_WHAT THE TASK ASKS:_
Rewrite the listing below, changing every "contour-band" to "contour-strip" and leaving everything else the same.

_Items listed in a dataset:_

------------------------------------------------------------

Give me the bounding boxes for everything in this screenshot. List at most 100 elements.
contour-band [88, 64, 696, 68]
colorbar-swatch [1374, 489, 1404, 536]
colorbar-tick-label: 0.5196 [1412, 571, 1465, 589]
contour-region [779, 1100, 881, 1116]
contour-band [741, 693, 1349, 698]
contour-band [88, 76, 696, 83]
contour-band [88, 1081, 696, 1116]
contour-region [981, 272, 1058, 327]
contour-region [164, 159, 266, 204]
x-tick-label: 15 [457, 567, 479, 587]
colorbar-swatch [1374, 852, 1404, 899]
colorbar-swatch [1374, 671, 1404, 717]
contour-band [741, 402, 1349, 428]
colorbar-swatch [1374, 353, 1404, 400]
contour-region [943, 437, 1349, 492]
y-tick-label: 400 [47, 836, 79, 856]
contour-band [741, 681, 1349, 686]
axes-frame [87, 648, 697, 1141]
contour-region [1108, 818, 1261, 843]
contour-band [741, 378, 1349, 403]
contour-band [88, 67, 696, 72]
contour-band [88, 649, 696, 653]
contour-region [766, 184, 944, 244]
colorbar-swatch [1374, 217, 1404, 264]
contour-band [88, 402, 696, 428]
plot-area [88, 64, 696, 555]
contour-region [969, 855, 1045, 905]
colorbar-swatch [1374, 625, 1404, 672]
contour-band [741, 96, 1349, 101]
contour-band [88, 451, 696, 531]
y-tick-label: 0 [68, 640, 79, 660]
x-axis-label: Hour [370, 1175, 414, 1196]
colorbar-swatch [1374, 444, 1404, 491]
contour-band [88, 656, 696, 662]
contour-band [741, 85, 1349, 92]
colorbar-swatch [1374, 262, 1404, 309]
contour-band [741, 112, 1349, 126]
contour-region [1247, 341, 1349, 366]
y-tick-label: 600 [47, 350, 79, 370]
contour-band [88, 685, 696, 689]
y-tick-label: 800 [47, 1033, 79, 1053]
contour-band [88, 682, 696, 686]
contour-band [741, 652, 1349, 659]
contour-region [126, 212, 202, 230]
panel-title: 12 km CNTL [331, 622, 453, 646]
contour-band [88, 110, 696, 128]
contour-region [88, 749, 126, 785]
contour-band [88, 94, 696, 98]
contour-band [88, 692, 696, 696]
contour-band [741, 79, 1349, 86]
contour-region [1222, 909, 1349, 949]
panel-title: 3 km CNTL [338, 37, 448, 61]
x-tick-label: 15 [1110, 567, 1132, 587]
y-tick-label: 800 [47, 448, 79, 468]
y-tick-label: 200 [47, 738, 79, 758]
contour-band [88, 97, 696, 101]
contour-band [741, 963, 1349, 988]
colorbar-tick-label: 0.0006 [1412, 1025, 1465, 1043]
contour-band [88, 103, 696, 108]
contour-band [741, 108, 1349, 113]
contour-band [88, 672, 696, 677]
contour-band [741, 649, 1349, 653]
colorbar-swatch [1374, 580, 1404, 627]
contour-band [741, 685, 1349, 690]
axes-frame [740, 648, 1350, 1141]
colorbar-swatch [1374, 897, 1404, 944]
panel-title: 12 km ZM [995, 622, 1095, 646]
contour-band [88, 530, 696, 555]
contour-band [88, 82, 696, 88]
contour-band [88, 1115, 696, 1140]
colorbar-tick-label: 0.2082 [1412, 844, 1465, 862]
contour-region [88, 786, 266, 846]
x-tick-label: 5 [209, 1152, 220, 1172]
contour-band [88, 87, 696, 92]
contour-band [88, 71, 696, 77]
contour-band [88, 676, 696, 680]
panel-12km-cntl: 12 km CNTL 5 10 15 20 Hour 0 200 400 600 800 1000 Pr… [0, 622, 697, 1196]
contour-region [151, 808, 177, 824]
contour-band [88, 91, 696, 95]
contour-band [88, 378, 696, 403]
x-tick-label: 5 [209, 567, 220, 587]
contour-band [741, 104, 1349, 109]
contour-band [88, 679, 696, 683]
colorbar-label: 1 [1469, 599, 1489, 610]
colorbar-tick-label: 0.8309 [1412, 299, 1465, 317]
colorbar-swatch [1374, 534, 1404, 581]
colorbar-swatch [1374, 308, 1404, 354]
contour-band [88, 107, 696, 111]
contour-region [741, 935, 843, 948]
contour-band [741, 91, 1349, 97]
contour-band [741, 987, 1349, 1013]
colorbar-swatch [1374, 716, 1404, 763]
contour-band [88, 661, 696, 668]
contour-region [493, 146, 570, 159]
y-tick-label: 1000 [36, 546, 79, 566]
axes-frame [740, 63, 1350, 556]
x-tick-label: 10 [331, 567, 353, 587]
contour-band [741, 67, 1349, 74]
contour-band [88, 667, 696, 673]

------------------------------------------------------------

_EXERCISE ANSWER:_
Give me the bounding boxes for everything in this screenshot. List at most 100 elements.
contour-strip [88, 64, 696, 68]
colorbar-swatch [1374, 489, 1404, 536]
colorbar-tick-label: 0.5196 [1412, 571, 1465, 589]
contour-region [779, 1100, 881, 1116]
contour-strip [741, 693, 1349, 698]
contour-strip [88, 76, 696, 83]
contour-strip [88, 1081, 696, 1116]
contour-region [981, 272, 1058, 327]
contour-region [164, 159, 266, 204]
x-tick-label: 15 [457, 567, 479, 587]
colorbar-swatch [1374, 852, 1404, 899]
colorbar-swatch [1374, 671, 1404, 717]
contour-strip [741, 402, 1349, 428]
colorbar-swatch [1374, 353, 1404, 400]
contour-region [943, 437, 1349, 492]
y-tick-label: 400 [47, 836, 79, 856]
contour-strip [741, 681, 1349, 686]
axes-frame [87, 648, 697, 1141]
contour-region [1108, 818, 1261, 843]
contour-strip [741, 378, 1349, 403]
contour-strip [88, 67, 696, 72]
contour-strip [88, 649, 696, 653]
contour-region [766, 184, 944, 244]
colorbar-swatch [1374, 217, 1404, 264]
contour-strip [88, 402, 696, 428]
plot-area [88, 64, 696, 555]
contour-region [969, 855, 1045, 905]
colorbar-swatch [1374, 625, 1404, 672]
contour-strip [741, 96, 1349, 101]
contour-strip [88, 451, 696, 531]
y-tick-label: 0 [68, 640, 79, 660]
x-axis-label: Hour [370, 1175, 414, 1196]
colorbar-swatch [1374, 444, 1404, 491]
contour-strip [88, 656, 696, 662]
contour-strip [741, 85, 1349, 92]
colorbar-swatch [1374, 262, 1404, 309]
contour-strip [741, 112, 1349, 126]
contour-region [1247, 341, 1349, 366]
y-tick-label: 600 [47, 350, 79, 370]
contour-strip [88, 685, 696, 689]
y-tick-label: 800 [47, 1033, 79, 1053]
contour-strip [88, 682, 696, 686]
contour-strip [741, 652, 1349, 659]
contour-region [126, 212, 202, 230]
panel-title: 12 km CNTL [331, 622, 453, 646]
contour-strip [88, 110, 696, 128]
contour-region [88, 749, 126, 785]
contour-strip [88, 94, 696, 98]
contour-strip [88, 692, 696, 696]
contour-strip [741, 79, 1349, 86]
contour-region [1222, 909, 1349, 949]
panel-title: 3 km CNTL [338, 37, 448, 61]
x-tick-label: 15 [1110, 567, 1132, 587]
y-tick-label: 800 [47, 448, 79, 468]
y-tick-label: 200 [47, 738, 79, 758]
contour-strip [88, 97, 696, 101]
contour-strip [741, 963, 1349, 988]
colorbar-tick-label: 0.0006 [1412, 1025, 1465, 1043]
contour-strip [88, 103, 696, 108]
contour-strip [741, 108, 1349, 113]
contour-strip [88, 672, 696, 677]
contour-strip [741, 649, 1349, 653]
colorbar-swatch [1374, 580, 1404, 627]
contour-strip [741, 685, 1349, 690]
axes-frame [740, 648, 1350, 1141]
colorbar-swatch [1374, 897, 1404, 944]
panel-title: 12 km ZM [995, 622, 1095, 646]
contour-strip [88, 530, 696, 555]
contour-strip [88, 82, 696, 88]
contour-strip [88, 1115, 696, 1140]
colorbar-tick-label: 0.2082 [1412, 844, 1465, 862]
contour-region [88, 786, 266, 846]
x-tick-label: 5 [209, 1152, 220, 1172]
contour-strip [88, 87, 696, 92]
contour-strip [88, 71, 696, 77]
contour-strip [88, 676, 696, 680]
panel-12km-cntl: 12 km CNTL 5 10 15 20 Hour 0 200 400 600 800 1000 Pr… [0, 622, 697, 1196]
contour-region [151, 808, 177, 824]
contour-strip [88, 91, 696, 95]
contour-strip [88, 378, 696, 403]
x-tick-label: 5 [209, 567, 220, 587]
contour-strip [741, 104, 1349, 109]
contour-strip [88, 679, 696, 683]
colorbar-label: 1 [1469, 599, 1489, 610]
colorbar-tick-label: 0.8309 [1412, 299, 1465, 317]
colorbar-swatch [1374, 534, 1404, 581]
colorbar-swatch [1374, 308, 1404, 354]
contour-strip [88, 107, 696, 111]
contour-region [741, 935, 843, 948]
contour-strip [741, 91, 1349, 97]
contour-strip [741, 987, 1349, 1013]
colorbar-swatch [1374, 716, 1404, 763]
contour-strip [88, 661, 696, 668]
contour-region [493, 146, 570, 159]
y-tick-label: 1000 [36, 546, 79, 566]
axes-frame [740, 63, 1350, 556]
x-tick-label: 10 [331, 567, 353, 587]
contour-strip [741, 67, 1349, 74]
contour-strip [88, 667, 696, 673]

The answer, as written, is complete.